__ITEMS__:
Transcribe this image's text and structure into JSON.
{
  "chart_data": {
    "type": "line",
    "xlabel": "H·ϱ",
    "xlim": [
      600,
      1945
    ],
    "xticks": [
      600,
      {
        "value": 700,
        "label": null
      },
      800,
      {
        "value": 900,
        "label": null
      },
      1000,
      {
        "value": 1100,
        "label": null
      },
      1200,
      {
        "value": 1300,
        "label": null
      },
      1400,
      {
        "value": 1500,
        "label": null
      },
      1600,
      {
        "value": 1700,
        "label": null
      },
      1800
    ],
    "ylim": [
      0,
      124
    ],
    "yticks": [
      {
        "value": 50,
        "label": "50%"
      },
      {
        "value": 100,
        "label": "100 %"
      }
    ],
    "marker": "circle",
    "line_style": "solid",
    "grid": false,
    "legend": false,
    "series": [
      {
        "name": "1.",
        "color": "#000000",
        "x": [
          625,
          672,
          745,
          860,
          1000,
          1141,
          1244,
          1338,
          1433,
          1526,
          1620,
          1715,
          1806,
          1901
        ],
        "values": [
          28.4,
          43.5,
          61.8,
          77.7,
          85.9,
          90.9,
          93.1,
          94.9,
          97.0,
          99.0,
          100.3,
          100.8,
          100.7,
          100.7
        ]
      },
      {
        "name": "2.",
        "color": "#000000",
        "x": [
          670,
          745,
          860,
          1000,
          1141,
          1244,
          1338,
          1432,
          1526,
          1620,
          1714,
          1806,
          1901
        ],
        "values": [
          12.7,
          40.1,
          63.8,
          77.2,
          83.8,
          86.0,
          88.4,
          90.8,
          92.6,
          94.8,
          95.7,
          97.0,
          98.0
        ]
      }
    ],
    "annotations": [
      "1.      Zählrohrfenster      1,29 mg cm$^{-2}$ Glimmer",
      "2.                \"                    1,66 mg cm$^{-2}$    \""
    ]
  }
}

__SET TASK__: Give all the records again. Match them exactly.

__PROBLEM SOLUTION__:
Transcribe this image's text and structure into JSON.
{
  "chart_data": {
    "type": "line",
    "xlabel": "H·ϱ",
    "xlim": [
      600,
      1945
    ],
    "xticks": [
      600,
      {
        "value": 700,
        "label": null
      },
      800,
      {
        "value": 900,
        "label": null
      },
      1000,
      {
        "value": 1100,
        "label": null
      },
      1200,
      {
        "value": 1300,
        "label": null
      },
      1400,
      {
        "value": 1500,
        "label": null
      },
      1600,
      {
        "value": 1700,
        "label": null
      },
      1800
    ],
    "ylim": [
      0,
      124
    ],
    "yticks": [
      {
        "value": 50,
        "label": "50%"
      },
      {
        "value": 100,
        "label": "100 %"
      }
    ],
    "marker": "circle",
    "line_style": "solid",
    "grid": false,
    "legend": false,
    "series": [
      {
        "name": "1.",
        "color": "#000000",
        "x": [
          625,
          672,
          745,
          860,
          1000,
          1141,
          1244,
          1338,
          1433,
          1526,
          1620,
          1715,
          1806,
          1901
        ],
        "values": [
          28.4,
          43.5,
          61.8,
          77.7,
          85.9,
          90.9,
          93.1,
          94.9,
          97.0,
          99.0,
          100.3,
          100.8,
          100.7,
          100.7
        ]
      },
      {
        "name": "2.",
        "color": "#000000",
        "x": [
          670,
          745,
          860,
          1000,
          1141,
          1244,
          1338,
          1432,
          1526,
          1620,
          1714,
          1806,
          1901
        ],
        "values": [
          12.7,
          40.1,
          63.8,
          77.2,
          83.8,
          86.0,
          88.4,
          90.8,
          92.6,
          94.8,
          95.7,
          97.0,
          98.0
        ]
      }
    ],
    "annotations": [
      "1.      Zählrohrfenster      1,29 mg cm$^{-2}$ Glimmer",
      "2.                \"                    1,66 mg cm$^{-2}$    \""
    ]
  }
}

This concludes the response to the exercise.